Stored entries:
** START **
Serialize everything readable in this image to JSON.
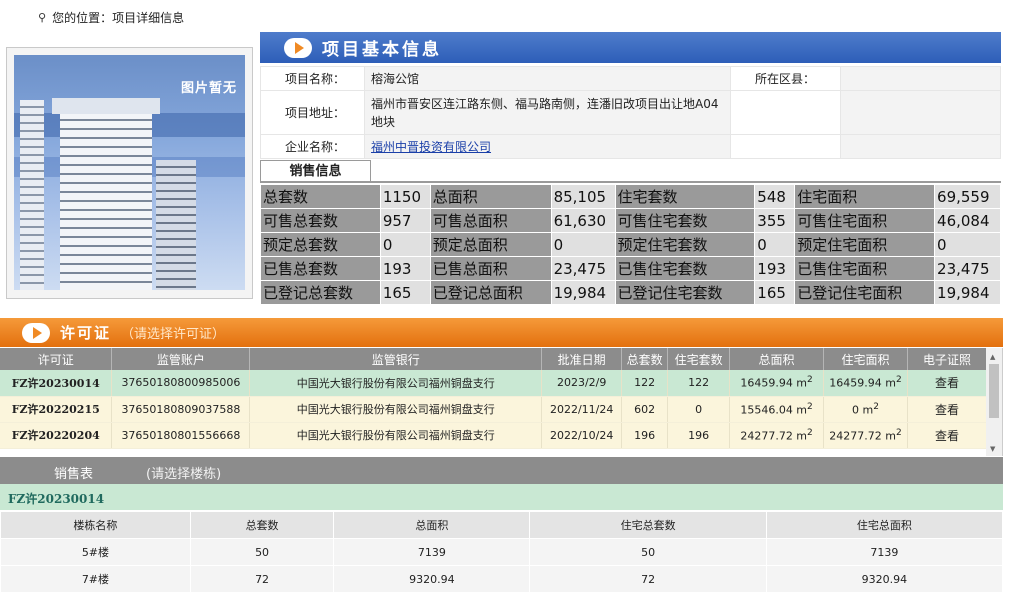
{
  "breadcrumb": {
    "text": "您的位置：项目详细信息"
  },
  "photo": {
    "placeholder": "图片暂无"
  },
  "basic_info": {
    "title": "项目基本信息",
    "project_name_label": "项目名称：",
    "project_name": "榕海公馆",
    "district_label": "所在区县：",
    "district": "",
    "address_label": "项目地址：",
    "address": "福州市晋安区连江路东侧、福马路南侧，连潘旧改项目出让地A04地块",
    "company_label": "企业名称：",
    "company": "福州中晋投资有限公司"
  },
  "sales_info": {
    "tab": "销售信息",
    "rows": [
      [
        "总套数",
        "1150",
        "总面积",
        "85,105",
        "住宅套数",
        "548",
        "住宅面积",
        "69,559"
      ],
      [
        "可售总套数",
        "957",
        "可售总面积",
        "61,630",
        "可售住宅套数",
        "355",
        "可售住宅面积",
        "46,084"
      ],
      [
        "预定总套数",
        "0",
        "预定总面积",
        "0",
        "预定住宅套数",
        "0",
        "预定住宅面积",
        "0"
      ],
      [
        "已售总套数",
        "193",
        "已售总面积",
        "23,475",
        "已售住宅套数",
        "193",
        "已售住宅面积",
        "23,475"
      ],
      [
        "已登记总套数",
        "165",
        "已登记总面积",
        "19,984",
        "已登记住宅套数",
        "165",
        "已登记住宅面积",
        "19,984"
      ]
    ]
  },
  "permits": {
    "title": "许可证",
    "hint": "（请选择许可证）",
    "columns": [
      "许可证",
      "监管账户",
      "监管银行",
      "批准日期",
      "总套数",
      "住宅套数",
      "总面积",
      "住宅面积",
      "电子证照"
    ],
    "rows": [
      {
        "id": "FZ许20230014",
        "account": "37650180800985006",
        "bank": "中国光大银行股份有限公司福州铜盘支行",
        "date": "2023/2/9",
        "total_units": "122",
        "res_units": "122",
        "total_area": "16459.94 m",
        "res_area": "16459.94 m",
        "link": "查看"
      },
      {
        "id": "FZ许20220215",
        "account": "37650180809037588",
        "bank": "中国光大银行股份有限公司福州铜盘支行",
        "date": "2022/11/24",
        "total_units": "602",
        "res_units": "0",
        "total_area": "15546.04 m",
        "res_area": "0 m",
        "link": "查看"
      },
      {
        "id": "FZ许20220204",
        "account": "37650180801556668",
        "bank": "中国光大银行股份有限公司福州铜盘支行",
        "date": "2022/10/24",
        "total_units": "196",
        "res_units": "196",
        "total_area": "24277.72 m",
        "res_area": "24277.72 m",
        "link": "查看"
      }
    ],
    "superscript": "2"
  },
  "sales_table": {
    "title": "销售表",
    "hint": "(请选择楼栋)",
    "selected_permit": "FZ许20230014",
    "columns": [
      "楼栋名称",
      "总套数",
      "总面积",
      "住宅总套数",
      "住宅总面积"
    ],
    "rows": [
      [
        "5#楼",
        "50",
        "7139",
        "50",
        "7139"
      ],
      [
        "7#楼",
        "72",
        "9320.94",
        "72",
        "9320.94"
      ]
    ]
  }
}
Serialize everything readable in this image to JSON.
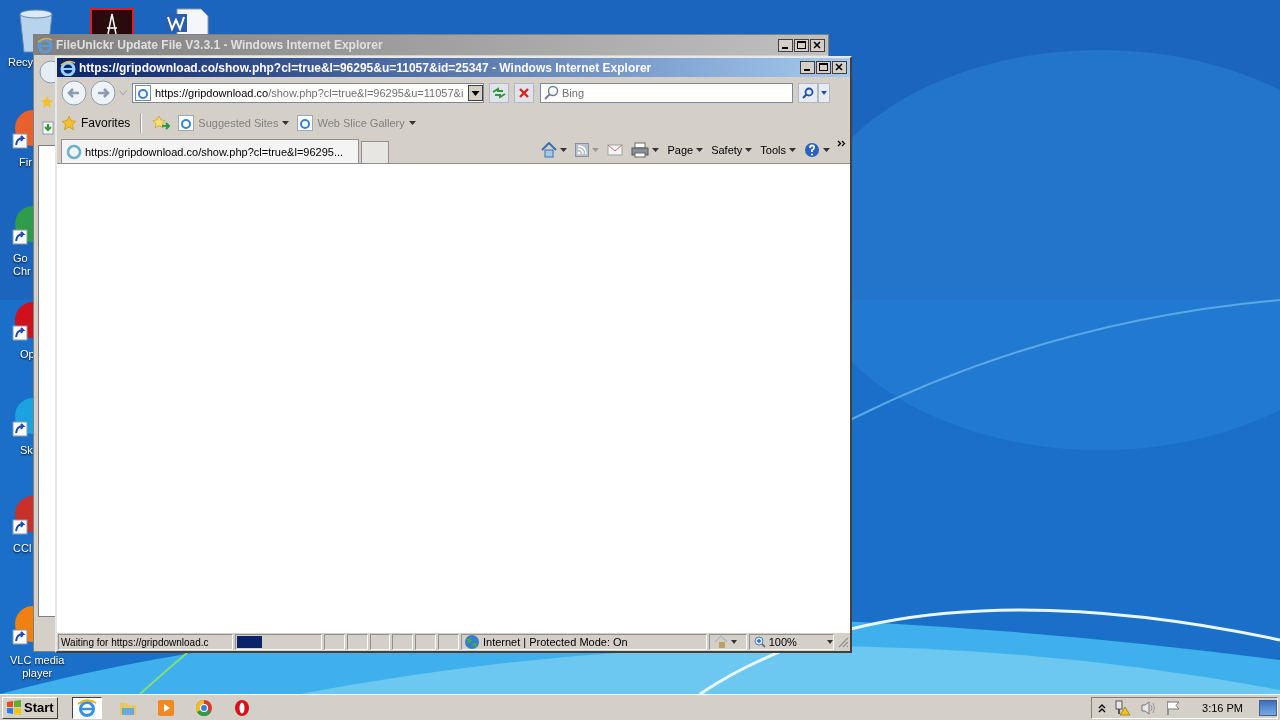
{
  "desktop": {
    "icons": [
      {
        "kind": "recycle",
        "label": "Recy"
      },
      {
        "kind": "acrobat"
      },
      {
        "kind": "word"
      },
      {
        "kind": "firefox",
        "label": "Fir"
      },
      {
        "kind": "chrome",
        "label": "Go\nChr"
      },
      {
        "kind": "opera",
        "label": "Op"
      },
      {
        "kind": "skype",
        "label": "Sk"
      },
      {
        "kind": "ccleaner",
        "label": "CCl"
      },
      {
        "kind": "vlc",
        "label": "VLC media\nplayer"
      }
    ]
  },
  "back_window": {
    "title": "FileUnlckr Update File V3.3.1 - Windows Internet Explorer"
  },
  "window": {
    "title": "https://gripdownload.co/show.php?cl=true&l=96295&u=11057&id=25347 - Windows Internet Explorer",
    "address": {
      "host": "https://gripdownload.co",
      "path": "/show.php?cl=true&l=96295&u=11057&i"
    },
    "search": {
      "placeholder": "Bing"
    },
    "favorites_bar": {
      "favorites": "Favorites",
      "links": [
        "Suggested Sites",
        "Web Slice Gallery"
      ]
    },
    "tabs": [
      {
        "label": "https://gripdownload.co/show.php?cl=true&l=96295...",
        "selected": true
      }
    ],
    "command_bar": [
      "Page",
      "Safety",
      "Tools"
    ],
    "status_bar": {
      "text": "Waiting for https://gripdownload.c",
      "progress": {
        "level": 0.3
      },
      "zone": "Internet | Protected Mode: On",
      "zoom": "100%"
    }
  },
  "taskbar": {
    "start": "Start",
    "apps": [
      {
        "kind": "ie",
        "selected": true
      },
      {
        "kind": "folder",
        "selected": false
      },
      {
        "kind": "media",
        "selected": false
      },
      {
        "kind": "chrome",
        "selected": false
      },
      {
        "kind": "opera",
        "selected": false
      }
    ],
    "clock": "3:16 PM"
  }
}
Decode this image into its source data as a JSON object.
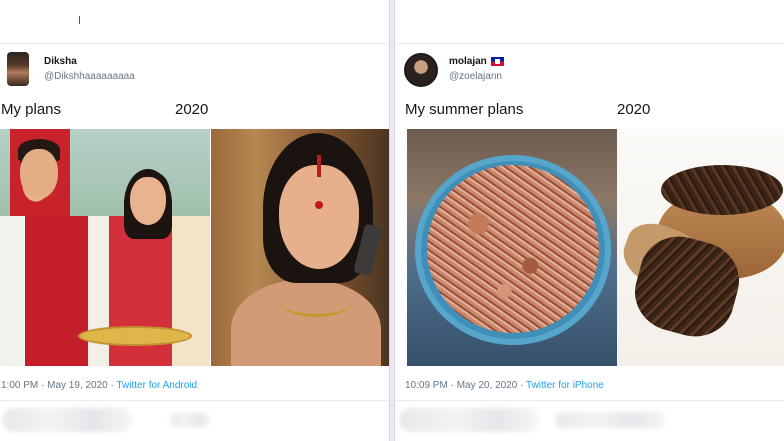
{
  "tweets": [
    {
      "user": {
        "name": "Diksha",
        "handle": "@Dikshhaaaaaaaaa"
      },
      "text_left": "My plans",
      "text_right": "2020",
      "images": [
        "photo-couple",
        "photo-phone"
      ],
      "time": "1:00 PM",
      "date": "May 19, 2020",
      "separator": " · ",
      "source": "Twitter for Android"
    },
    {
      "user": {
        "name": "molajan",
        "handle": "@zoelajann"
      },
      "text_left": "My summer plans",
      "text_right": "2020",
      "images": [
        "photo-rice",
        "photo-cloves"
      ],
      "time": "10:09 PM",
      "date": "May 20, 2020",
      "separator": " · ",
      "source": "Twitter for iPhone"
    }
  ],
  "colors": {
    "link": "#1da1f2",
    "muted": "#657786",
    "text": "#14171a",
    "background": "#ece7f3"
  },
  "icons": [
    "flag-icon"
  ]
}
** END **
BRIEF:
Omit any images, then output the listing exactly.

WRITTEN RESPONSE:
Serialize everything readable in this image to JSON.
{
  "breadcrumb": {
    "text": "您的位置：项目详细信息"
  },
  "photo": {
    "placeholder": "图片暂无"
  },
  "basic_info": {
    "title": "项目基本信息",
    "project_name_label": "项目名称：",
    "project_name": "榕海公馆",
    "district_label": "所在区县：",
    "district": "",
    "address_label": "项目地址：",
    "address": "福州市晋安区连江路东侧、福马路南侧，连潘旧改项目出让地A04地块",
    "company_label": "企业名称：",
    "company": "福州中晋投资有限公司"
  },
  "sales_info": {
    "tab": "销售信息",
    "rows": [
      [
        "总套数",
        "1150",
        "总面积",
        "85,105",
        "住宅套数",
        "548",
        "住宅面积",
        "69,559"
      ],
      [
        "可售总套数",
        "957",
        "可售总面积",
        "61,630",
        "可售住宅套数",
        "355",
        "可售住宅面积",
        "46,084"
      ],
      [
        "预定总套数",
        "0",
        "预定总面积",
        "0",
        "预定住宅套数",
        "0",
        "预定住宅面积",
        "0"
      ],
      [
        "已售总套数",
        "193",
        "已售总面积",
        "23,475",
        "已售住宅套数",
        "193",
        "已售住宅面积",
        "23,475"
      ],
      [
        "已登记总套数",
        "165",
        "已登记总面积",
        "19,984",
        "已登记住宅套数",
        "165",
        "已登记住宅面积",
        "19,984"
      ]
    ]
  },
  "permits": {
    "title": "许可证",
    "hint": "（请选择许可证）",
    "columns": [
      "许可证",
      "监管账户",
      "监管银行",
      "批准日期",
      "总套数",
      "住宅套数",
      "总面积",
      "住宅面积",
      "电子证照"
    ],
    "rows": [
      {
        "id": "FZ许20230014",
        "account": "37650180800985006",
        "bank": "中国光大银行股份有限公司福州铜盘支行",
        "date": "2023/2/9",
        "total_units": "122",
        "res_units": "122",
        "total_area": "16459.94 m",
        "res_area": "16459.94 m",
        "link": "查看"
      },
      {
        "id": "FZ许20220215",
        "account": "37650180809037588",
        "bank": "中国光大银行股份有限公司福州铜盘支行",
        "date": "2022/11/24",
        "total_units": "602",
        "res_units": "0",
        "total_area": "15546.04 m",
        "res_area": "0 m",
        "link": "查看"
      },
      {
        "id": "FZ许20220204",
        "account": "37650180801556668",
        "bank": "中国光大银行股份有限公司福州铜盘支行",
        "date": "2022/10/24",
        "total_units": "196",
        "res_units": "196",
        "total_area": "24277.72 m",
        "res_area": "24277.72 m",
        "link": "查看"
      }
    ],
    "superscript": "2"
  },
  "sales_table": {
    "title": "销售表",
    "hint": "(请选择楼栋)",
    "selected_permit": "FZ许20230014",
    "columns": [
      "楼栋名称",
      "总套数",
      "总面积",
      "住宅总套数",
      "住宅总面积"
    ],
    "rows": [
      [
        "5#楼",
        "50",
        "7139",
        "50",
        "7139"
      ],
      [
        "7#楼",
        "72",
        "9320.94",
        "72",
        "9320.94"
      ]
    ]
  }
}
Serialize everything readable in this image to JSON.
{
  "desktop": {
    "icons": [
      {
        "kind": "recycle",
        "label": "Recy"
      },
      {
        "kind": "acrobat"
      },
      {
        "kind": "word"
      },
      {
        "kind": "firefox",
        "label": "Fir"
      },
      {
        "kind": "chrome",
        "label": "Go\nChr"
      },
      {
        "kind": "opera",
        "label": "Op"
      },
      {
        "kind": "skype",
        "label": "Sk"
      },
      {
        "kind": "ccleaner",
        "label": "CCl"
      },
      {
        "kind": "vlc",
        "label": "VLC media\nplayer"
      }
    ]
  },
  "back_window": {
    "title": "FileUnlckr Update File V3.3.1 - Windows Internet Explorer"
  },
  "window": {
    "title": "https://gripdownload.co/show.php?cl=true&l=96295&u=11057&id=25347 - Windows Internet Explorer",
    "address": {
      "host": "https://gripdownload.co",
      "path": "/show.php?cl=true&l=96295&u=11057&i"
    },
    "search": {
      "placeholder": "Bing"
    },
    "favorites_bar": {
      "favorites": "Favorites",
      "links": [
        "Suggested Sites",
        "Web Slice Gallery"
      ]
    },
    "tabs": [
      {
        "label": "https://gripdownload.co/show.php?cl=true&l=96295...",
        "selected": true
      }
    ],
    "command_bar": [
      "Page",
      "Safety",
      "Tools"
    ],
    "status_bar": {
      "text": "Waiting for https://gripdownload.c",
      "progress": {
        "level": 0.3
      },
      "zone": "Internet | Protected Mode: On",
      "zoom": "100%"
    }
  },
  "taskbar": {
    "start": "Start",
    "apps": [
      {
        "kind": "ie",
        "selected": true
      },
      {
        "kind": "folder",
        "selected": false
      },
      {
        "kind": "media",
        "selected": false
      },
      {
        "kind": "chrome",
        "selected": false
      },
      {
        "kind": "opera",
        "selected": false
      }
    ],
    "clock": "3:16 PM"
  }
}
Decode this image into its source data as a JSON object.
{
  "tweets": [
    {
      "user": {
        "name": "Diksha",
        "handle": "@Dikshhaaaaaaaaa"
      },
      "text_left": "My plans",
      "text_right": "2020",
      "images": [
        "photo-couple",
        "photo-phone"
      ],
      "time": "1:00 PM",
      "date": "May 19, 2020",
      "separator": " · ",
      "source": "Twitter for Android"
    },
    {
      "user": {
        "name": "molajan",
        "handle": "@zoelajann"
      },
      "text_left": "My summer plans",
      "text_right": "2020",
      "images": [
        "photo-rice",
        "photo-cloves"
      ],
      "time": "10:09 PM",
      "date": "May 20, 2020",
      "separator": " · ",
      "source": "Twitter for iPhone"
    }
  ],
  "colors": {
    "link": "#1da1f2",
    "muted": "#657786",
    "text": "#14171a",
    "background": "#ece7f3"
  },
  "icons": [
    "flag-icon"
  ]
}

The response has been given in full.